Would you copy only the lines below, beginning with the one that contains "OCR this image." and running through the last entry line?

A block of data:
::::::::::
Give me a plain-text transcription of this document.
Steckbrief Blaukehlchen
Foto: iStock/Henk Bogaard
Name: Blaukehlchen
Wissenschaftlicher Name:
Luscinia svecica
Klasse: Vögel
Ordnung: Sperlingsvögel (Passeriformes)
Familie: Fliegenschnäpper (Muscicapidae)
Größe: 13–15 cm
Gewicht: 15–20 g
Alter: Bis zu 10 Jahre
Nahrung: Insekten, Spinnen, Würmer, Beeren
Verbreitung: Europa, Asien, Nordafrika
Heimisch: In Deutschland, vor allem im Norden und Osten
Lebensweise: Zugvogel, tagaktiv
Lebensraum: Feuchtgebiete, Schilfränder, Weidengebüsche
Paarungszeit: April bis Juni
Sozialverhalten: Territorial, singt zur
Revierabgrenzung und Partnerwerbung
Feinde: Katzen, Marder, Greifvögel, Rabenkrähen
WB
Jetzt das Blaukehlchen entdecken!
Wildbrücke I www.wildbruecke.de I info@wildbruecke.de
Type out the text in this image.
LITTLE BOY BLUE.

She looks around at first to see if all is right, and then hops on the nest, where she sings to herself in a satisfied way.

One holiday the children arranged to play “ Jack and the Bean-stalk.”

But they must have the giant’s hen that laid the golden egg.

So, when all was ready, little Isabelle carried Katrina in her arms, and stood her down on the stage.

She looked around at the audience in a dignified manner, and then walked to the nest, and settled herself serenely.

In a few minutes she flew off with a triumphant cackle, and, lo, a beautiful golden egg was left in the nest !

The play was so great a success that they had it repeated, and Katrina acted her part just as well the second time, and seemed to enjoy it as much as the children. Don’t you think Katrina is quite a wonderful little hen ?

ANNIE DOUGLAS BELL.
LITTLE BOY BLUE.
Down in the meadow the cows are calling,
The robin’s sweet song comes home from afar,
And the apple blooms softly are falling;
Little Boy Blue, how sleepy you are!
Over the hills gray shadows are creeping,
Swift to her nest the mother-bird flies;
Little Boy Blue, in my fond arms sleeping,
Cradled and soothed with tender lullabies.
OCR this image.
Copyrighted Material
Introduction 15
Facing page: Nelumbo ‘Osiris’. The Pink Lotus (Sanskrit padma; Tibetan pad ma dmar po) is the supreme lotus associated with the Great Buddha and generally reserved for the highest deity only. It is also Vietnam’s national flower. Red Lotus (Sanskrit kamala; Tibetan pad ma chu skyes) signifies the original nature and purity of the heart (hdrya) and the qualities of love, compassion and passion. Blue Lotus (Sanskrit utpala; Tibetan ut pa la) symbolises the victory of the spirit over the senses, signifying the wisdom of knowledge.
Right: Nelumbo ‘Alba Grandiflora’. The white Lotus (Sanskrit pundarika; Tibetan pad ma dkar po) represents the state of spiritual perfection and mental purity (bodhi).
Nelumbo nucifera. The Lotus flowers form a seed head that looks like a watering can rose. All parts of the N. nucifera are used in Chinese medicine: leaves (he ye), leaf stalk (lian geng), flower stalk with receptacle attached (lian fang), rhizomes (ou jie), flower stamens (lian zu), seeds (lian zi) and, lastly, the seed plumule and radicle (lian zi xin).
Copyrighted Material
::::::::::
* **Complete output**:
OCR this image.
Copyrighted Material
Introduction 15
Facing page: Nelumbo ‘Osiris’. The Pink Lotus (Sanskrit padma; Tibetan pad ma dmar po) is the supreme lotus associated with the Great Buddha and generally reserved for the highest deity only. It is also Vietnam’s national flower. Red Lotus (Sanskrit kamala; Tibetan pad ma chu skyes) signifies the original nature and purity of the heart (hdrya) and the qualities of love, compassion and passion. Blue Lotus (Sanskrit utpala; Tibetan ut pa la) symbolises the victory of the spirit over the senses, signifying the wisdom of knowledge.
Right: Nelumbo ‘Alba Grandiflora’. The white Lotus (Sanskrit pundarika; Tibetan pad ma dkar po) represents the state of spiritual perfection and mental purity (bodhi).
Nelumbo nucifera. The Lotus flowers form a seed head that looks like a watering can rose. All parts of the N. nucifera are used in Chinese medicine: leaves (he ye), leaf stalk (lian geng), flower stalk with receptacle attached (lian fang), rhizomes (ou jie), flower stamens (lian zu), seeds (lian zi) and, lastly, the seed plumule and radicle (lian zi xin).
Copyrighted Material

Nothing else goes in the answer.